## TASK DESCRIPTION
In your copy, leave out the pictures; write out all the data exactly.
>> Start DATA ROWS
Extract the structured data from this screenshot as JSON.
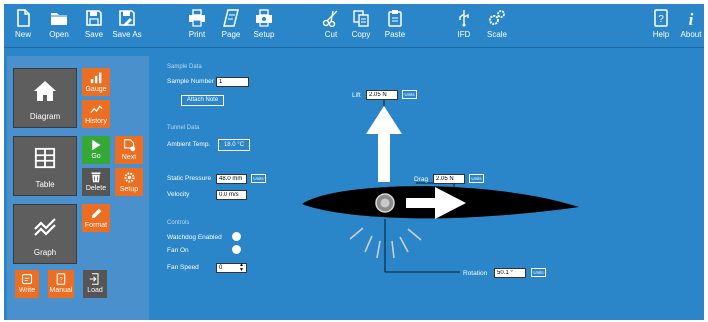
{
  "toolbar": {
    "new": "New",
    "open": "Open",
    "save": "Save",
    "save_as": "Save As",
    "print": "Print",
    "page": "Page",
    "setup": "Setup",
    "cut": "Cut",
    "copy": "Copy",
    "paste": "Paste",
    "ifd": "IFD",
    "scale": "Scale",
    "help": "Help",
    "about": "About"
  },
  "tiles": {
    "diagram": "Diagram",
    "gauge": "Gauge",
    "history": "History",
    "table": "Table",
    "go": "Go",
    "next": "Next",
    "delete": "Delete",
    "setup": "Setup",
    "graph": "Graph",
    "format": "Format",
    "write": "Write",
    "manual": "Manual",
    "load": "Load"
  },
  "sample": {
    "section": "Sample Data",
    "number_label": "Sample Number",
    "number_value": "1",
    "attach_note": "Attach Note"
  },
  "tunnel": {
    "section": "Tunnel Data",
    "ambient_label": "Ambient Temp.",
    "ambient_value": "18.0 °C"
  },
  "pressure": {
    "static_label": "Static Pressure",
    "static_value": "48.0 mm",
    "static_unit_btn": "Units",
    "velocity_label": "Velocity",
    "velocity_value": "0.0 m/s"
  },
  "controls": {
    "section": "Controls",
    "watchdog_label": "Watchdog Enabled",
    "fan_on_label": "Fan On",
    "fan_speed_label": "Fan Speed",
    "fan_speed_value": "0"
  },
  "readouts": {
    "lift_label": "Lift",
    "lift_value": "2.05 N",
    "drag_label": "Drag",
    "drag_value": "2.05 N",
    "rotation_label": "Rotation",
    "rotation_value": "50.1 °",
    "unit_btn": "Units"
  },
  "colors": {
    "background": "#2a86c8",
    "tile_orange": "#ec6e23",
    "tile_green": "#35a838",
    "tile_gray": "#5e5e5e"
  }
}
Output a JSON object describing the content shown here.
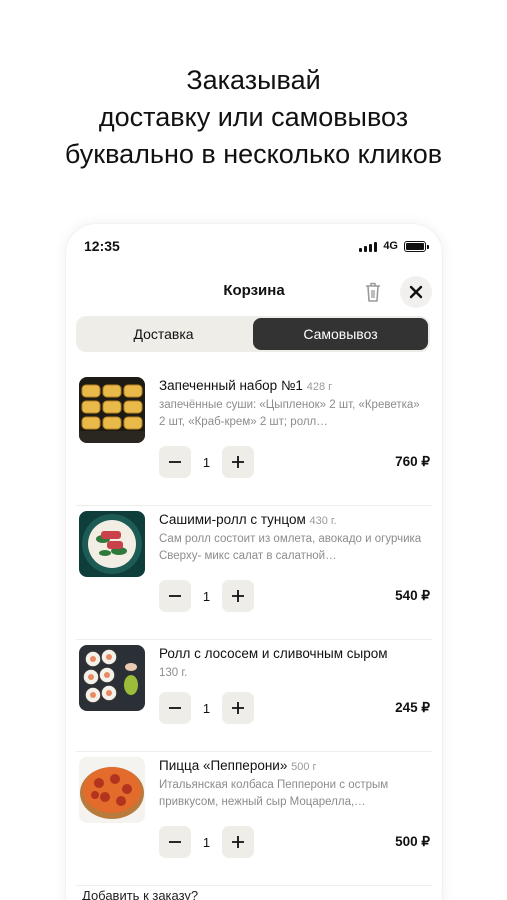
{
  "headline": {
    "line1": "Заказывай",
    "line2": "доставку или самовывоз",
    "line3": "буквально в несколько кликов"
  },
  "status_bar": {
    "time": "12:35",
    "network": "4G"
  },
  "cart": {
    "title": "Корзина",
    "icons": {
      "trash": "trash-icon",
      "close": "close-icon"
    },
    "tabs": [
      {
        "label": "Доставка",
        "active": false
      },
      {
        "label": "Самовывоз",
        "active": true
      }
    ],
    "items": [
      {
        "name": "Запеченный набор №1",
        "weight": "428 г",
        "desc": "запечённые суши: «Цыпленок» 2 шт, «Креветка» 2 шт, «Краб-крем» 2 шт; ролл…",
        "qty": "1",
        "price": "760 ₽"
      },
      {
        "name": "Сашими-ролл с тунцом",
        "weight": "430 г.",
        "desc": "Сам ролл состоит из омлета, авокадо и огурчика Сверху- микс салат в салатной…",
        "qty": "1",
        "price": "540 ₽"
      },
      {
        "name": "Ролл с лососем и сливочным сыром",
        "weight": "130 г.",
        "desc": "",
        "qty": "1",
        "price": "245 ₽"
      },
      {
        "name": "Пицца «Пепперони»",
        "weight": "500 г",
        "desc": "Итальянская колбаса Пепперони с острым привкусом, нежный сыр Моцарелла,…",
        "qty": "1",
        "price": "500 ₽"
      }
    ],
    "add_to_order_label": "Добавить к заказу?"
  }
}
>> End DATA ROWS
## EXERCISE OUTPUT
Extract the structured data from this screenshot as JSON.
{
  "toolbar": {
    "new": "New",
    "open": "Open",
    "save": "Save",
    "save_as": "Save As",
    "print": "Print",
    "page": "Page",
    "setup": "Setup",
    "cut": "Cut",
    "copy": "Copy",
    "paste": "Paste",
    "ifd": "IFD",
    "scale": "Scale",
    "help": "Help",
    "about": "About"
  },
  "tiles": {
    "diagram": "Diagram",
    "gauge": "Gauge",
    "history": "History",
    "table": "Table",
    "go": "Go",
    "next": "Next",
    "delete": "Delete",
    "setup": "Setup",
    "graph": "Graph",
    "format": "Format",
    "write": "Write",
    "manual": "Manual",
    "load": "Load"
  },
  "sample": {
    "section": "Sample Data",
    "number_label": "Sample Number",
    "number_value": "1",
    "attach_note": "Attach Note"
  },
  "tunnel": {
    "section": "Tunnel Data",
    "ambient_label": "Ambient Temp.",
    "ambient_value": "18.0 °C"
  },
  "pressure": {
    "static_label": "Static Pressure",
    "static_value": "48.0 mm",
    "static_unit_btn": "Units",
    "velocity_label": "Velocity",
    "velocity_value": "0.0 m/s"
  },
  "controls": {
    "section": "Controls",
    "watchdog_label": "Watchdog Enabled",
    "fan_on_label": "Fan On",
    "fan_speed_label": "Fan Speed",
    "fan_speed_value": "0"
  },
  "readouts": {
    "lift_label": "Lift",
    "lift_value": "2.05 N",
    "drag_label": "Drag",
    "drag_value": "2.05 N",
    "rotation_label": "Rotation",
    "rotation_value": "50.1 °",
    "unit_btn": "Units"
  },
  "colors": {
    "background": "#2a86c8",
    "tile_orange": "#ec6e23",
    "tile_green": "#35a838",
    "tile_gray": "#5e5e5e"
  }
}
Output a JSON object describing the content shown here.
{
  "headline": {
    "line1": "Заказывай",
    "line2": "доставку или самовывоз",
    "line3": "буквально в несколько кликов"
  },
  "status_bar": {
    "time": "12:35",
    "network": "4G"
  },
  "cart": {
    "title": "Корзина",
    "icons": {
      "trash": "trash-icon",
      "close": "close-icon"
    },
    "tabs": [
      {
        "label": "Доставка",
        "active": false
      },
      {
        "label": "Самовывоз",
        "active": true
      }
    ],
    "items": [
      {
        "name": "Запеченный набор №1",
        "weight": "428 г",
        "desc": "запечённые суши: «Цыпленок» 2 шт, «Креветка» 2 шт, «Краб-крем» 2 шт; ролл…",
        "qty": "1",
        "price": "760 ₽"
      },
      {
        "name": "Сашими-ролл с тунцом",
        "weight": "430 г.",
        "desc": "Сам ролл состоит из омлета, авокадо и огурчика Сверху- микс салат в салатной…",
        "qty": "1",
        "price": "540 ₽"
      },
      {
        "name": "Ролл с лососем и сливочным сыром",
        "weight": "130 г.",
        "desc": "",
        "qty": "1",
        "price": "245 ₽"
      },
      {
        "name": "Пицца «Пепперони»",
        "weight": "500 г",
        "desc": "Итальянская колбаса Пепперони с острым привкусом, нежный сыр Моцарелла,…",
        "qty": "1",
        "price": "500 ₽"
      }
    ],
    "add_to_order_label": "Добавить к заказу?"
  }
}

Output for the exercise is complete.